• _Problem statement_:
Copy out every line of the records where the string "color" occurs.

Entries from a dataset
###

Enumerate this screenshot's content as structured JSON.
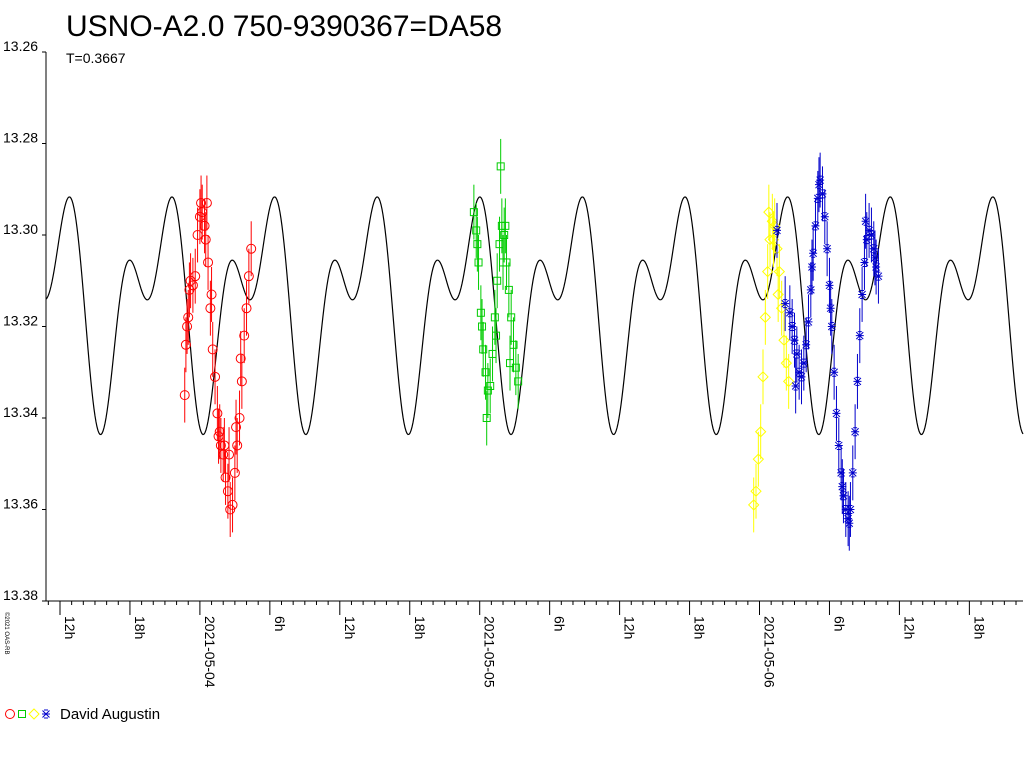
{
  "title": "USNO-A2.0 750-9390367=DA58",
  "period_text": "T=0.3667",
  "copyright": "©2021 OAS-RB",
  "legend_label": "David Augustin",
  "chart_data": {
    "type": "scatter",
    "ylim": [
      13.26,
      13.38
    ],
    "y_inverted": true,
    "y_ticks": [
      "13.26",
      "13.28",
      "13.30",
      "13.32",
      "13.34",
      "13.36",
      "13.38"
    ],
    "x_ticks": [
      "12h",
      "18h",
      "2021-05-04",
      "6h",
      "12h",
      "18h",
      "2021-05-05",
      "6h",
      "12h",
      "18h",
      "2021-05-06",
      "6h",
      "12h",
      "18h"
    ],
    "xlim_hours": [
      -13.2,
      70.6
    ],
    "model": {
      "mean": 13.3145,
      "amp_fundamental": 0.0165,
      "amp_harmonic": 0.0139,
      "period_days": 0.3667
    },
    "series": [
      {
        "marker": "circle",
        "color": "#ff0000",
        "points": [
          [
            -1.3,
            13.335,
            0.006
          ],
          [
            -1.2,
            13.324,
            0.006
          ],
          [
            -1.1,
            13.32,
            0.006
          ],
          [
            -1.0,
            13.318,
            0.006
          ],
          [
            -0.9,
            13.312,
            0.006
          ],
          [
            -0.8,
            13.31,
            0.006
          ],
          [
            -0.6,
            13.311,
            0.006
          ],
          [
            -0.4,
            13.309,
            0.006
          ],
          [
            -0.2,
            13.3,
            0.006
          ],
          [
            0.0,
            13.296,
            0.006
          ],
          [
            0.2,
            13.295,
            0.006
          ],
          [
            0.4,
            13.298,
            0.006
          ],
          [
            0.5,
            13.301,
            0.006
          ],
          [
            0.7,
            13.306,
            0.006
          ],
          [
            0.9,
            13.316,
            0.006
          ],
          [
            1.1,
            13.325,
            0.006
          ],
          [
            1.3,
            13.331,
            0.006
          ],
          [
            1.5,
            13.339,
            0.006
          ],
          [
            1.6,
            13.344,
            0.006
          ],
          [
            1.8,
            13.346,
            0.006
          ],
          [
            2.0,
            13.348,
            0.006
          ],
          [
            2.2,
            13.353,
            0.006
          ],
          [
            2.4,
            13.356,
            0.006
          ],
          [
            2.6,
            13.36,
            0.006
          ],
          [
            2.8,
            13.359,
            0.006
          ],
          [
            3.0,
            13.352,
            0.006
          ],
          [
            3.2,
            13.346,
            0.006
          ],
          [
            3.4,
            13.34,
            0.006
          ],
          [
            3.6,
            13.332,
            0.006
          ],
          [
            3.8,
            13.322,
            0.006
          ],
          [
            4.0,
            13.316,
            0.006
          ],
          [
            4.2,
            13.309,
            0.006
          ],
          [
            4.4,
            13.303,
            0.006
          ],
          [
            0.1,
            13.293,
            0.006
          ],
          [
            0.6,
            13.293,
            0.006
          ],
          [
            1.0,
            13.313,
            0.006
          ],
          [
            1.7,
            13.343,
            0.006
          ],
          [
            2.1,
            13.346,
            0.006
          ],
          [
            2.5,
            13.348,
            0.006
          ],
          [
            3.1,
            13.342,
            0.006
          ],
          [
            3.5,
            13.327,
            0.006
          ]
        ]
      },
      {
        "marker": "square",
        "color": "#00cc00",
        "points": [
          [
            23.5,
            13.295,
            0.006
          ],
          [
            23.7,
            13.299,
            0.006
          ],
          [
            23.9,
            13.306,
            0.006
          ],
          [
            24.1,
            13.317,
            0.006
          ],
          [
            24.3,
            13.325,
            0.006
          ],
          [
            24.5,
            13.33,
            0.006
          ],
          [
            24.7,
            13.334,
            0.006
          ],
          [
            24.9,
            13.333,
            0.006
          ],
          [
            25.1,
            13.326,
            0.006
          ],
          [
            25.3,
            13.318,
            0.006
          ],
          [
            25.5,
            13.31,
            0.006
          ],
          [
            25.7,
            13.302,
            0.006
          ],
          [
            25.9,
            13.298,
            0.006
          ],
          [
            26.1,
            13.3,
            0.006
          ],
          [
            26.3,
            13.306,
            0.006
          ],
          [
            26.5,
            13.312,
            0.006
          ],
          [
            26.7,
            13.318,
            0.006
          ],
          [
            26.9,
            13.324,
            0.006
          ],
          [
            27.1,
            13.329,
            0.006
          ],
          [
            27.3,
            13.332,
            0.006
          ],
          [
            24.6,
            13.34,
            0.006
          ],
          [
            25.8,
            13.285,
            0.006
          ],
          [
            26.0,
            13.306,
            0.006
          ],
          [
            26.6,
            13.328,
            0.006
          ],
          [
            23.8,
            13.302,
            0.006
          ],
          [
            24.2,
            13.32,
            0.006
          ],
          [
            25.4,
            13.322,
            0.006
          ],
          [
            26.2,
            13.298,
            0.006
          ]
        ]
      },
      {
        "marker": "diamond",
        "color": "#ffff00",
        "points": [
          [
            47.5,
            13.359,
            0.006
          ],
          [
            47.7,
            13.356,
            0.006
          ],
          [
            47.9,
            13.349,
            0.006
          ],
          [
            48.1,
            13.343,
            0.006
          ],
          [
            48.3,
            13.331,
            0.006
          ],
          [
            48.5,
            13.318,
            0.006
          ],
          [
            48.7,
            13.308,
            0.006
          ],
          [
            48.9,
            13.301,
            0.006
          ],
          [
            49.1,
            13.297,
            0.006
          ],
          [
            49.3,
            13.298,
            0.006
          ],
          [
            49.5,
            13.303,
            0.006
          ],
          [
            49.7,
            13.308,
            0.006
          ],
          [
            49.9,
            13.316,
            0.006
          ],
          [
            50.1,
            13.323,
            0.006
          ],
          [
            50.3,
            13.328,
            0.006
          ],
          [
            50.5,
            13.332,
            0.006
          ],
          [
            48.8,
            13.295,
            0.006
          ],
          [
            49.2,
            13.301,
            0.006
          ],
          [
            49.6,
            13.313,
            0.006
          ]
        ]
      },
      {
        "marker": "star",
        "color": "#0000cc",
        "points": [
          [
            50.6,
            13.317,
            0.006
          ],
          [
            50.8,
            13.32,
            0.006
          ],
          [
            51.0,
            13.323,
            0.006
          ],
          [
            51.2,
            13.326,
            0.006
          ],
          [
            51.4,
            13.33,
            0.006
          ],
          [
            51.6,
            13.331,
            0.006
          ],
          [
            51.8,
            13.328,
            0.006
          ],
          [
            52.0,
            13.324,
            0.006
          ],
          [
            52.2,
            13.319,
            0.006
          ],
          [
            52.4,
            13.312,
            0.006
          ],
          [
            52.6,
            13.304,
            0.006
          ],
          [
            52.8,
            13.298,
            0.006
          ],
          [
            53.0,
            13.292,
            0.006
          ],
          [
            53.2,
            13.288,
            0.006
          ],
          [
            53.4,
            13.291,
            0.006
          ],
          [
            53.6,
            13.296,
            0.006
          ],
          [
            53.8,
            13.303,
            0.006
          ],
          [
            54.0,
            13.311,
            0.006
          ],
          [
            54.2,
            13.32,
            0.006
          ],
          [
            54.4,
            13.33,
            0.006
          ],
          [
            54.6,
            13.339,
            0.006
          ],
          [
            54.8,
            13.346,
            0.006
          ],
          [
            55.0,
            13.352,
            0.006
          ],
          [
            55.2,
            13.357,
            0.006
          ],
          [
            55.4,
            13.36,
            0.006
          ],
          [
            55.6,
            13.362,
            0.006
          ],
          [
            55.8,
            13.36,
            0.006
          ],
          [
            56.0,
            13.352,
            0.006
          ],
          [
            56.2,
            13.343,
            0.006
          ],
          [
            56.4,
            13.332,
            0.006
          ],
          [
            56.6,
            13.322,
            0.006
          ],
          [
            56.8,
            13.313,
            0.006
          ],
          [
            57.0,
            13.306,
            0.006
          ],
          [
            57.2,
            13.301,
            0.006
          ],
          [
            57.4,
            13.299,
            0.006
          ],
          [
            57.6,
            13.3,
            0.006
          ],
          [
            57.8,
            13.303,
            0.006
          ],
          [
            58.0,
            13.307,
            0.006
          ],
          [
            58.2,
            13.309,
            0.006
          ],
          [
            49.5,
            13.299,
            0.006
          ],
          [
            50.2,
            13.315,
            0.006
          ],
          [
            51.1,
            13.333,
            0.006
          ],
          [
            52.5,
            13.307,
            0.006
          ],
          [
            53.1,
            13.289,
            0.006
          ],
          [
            54.1,
            13.316,
            0.006
          ],
          [
            55.1,
            13.355,
            0.006
          ],
          [
            55.7,
            13.363,
            0.006
          ],
          [
            57.1,
            13.297,
            0.006
          ],
          [
            57.9,
            13.305,
            0.006
          ]
        ]
      }
    ]
  }
}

###

• _Solution to this problem_:
        "color": "#ff0000",
        "color": "#00cc00",
        "color": "#ffff00",
        "color": "#0000cc",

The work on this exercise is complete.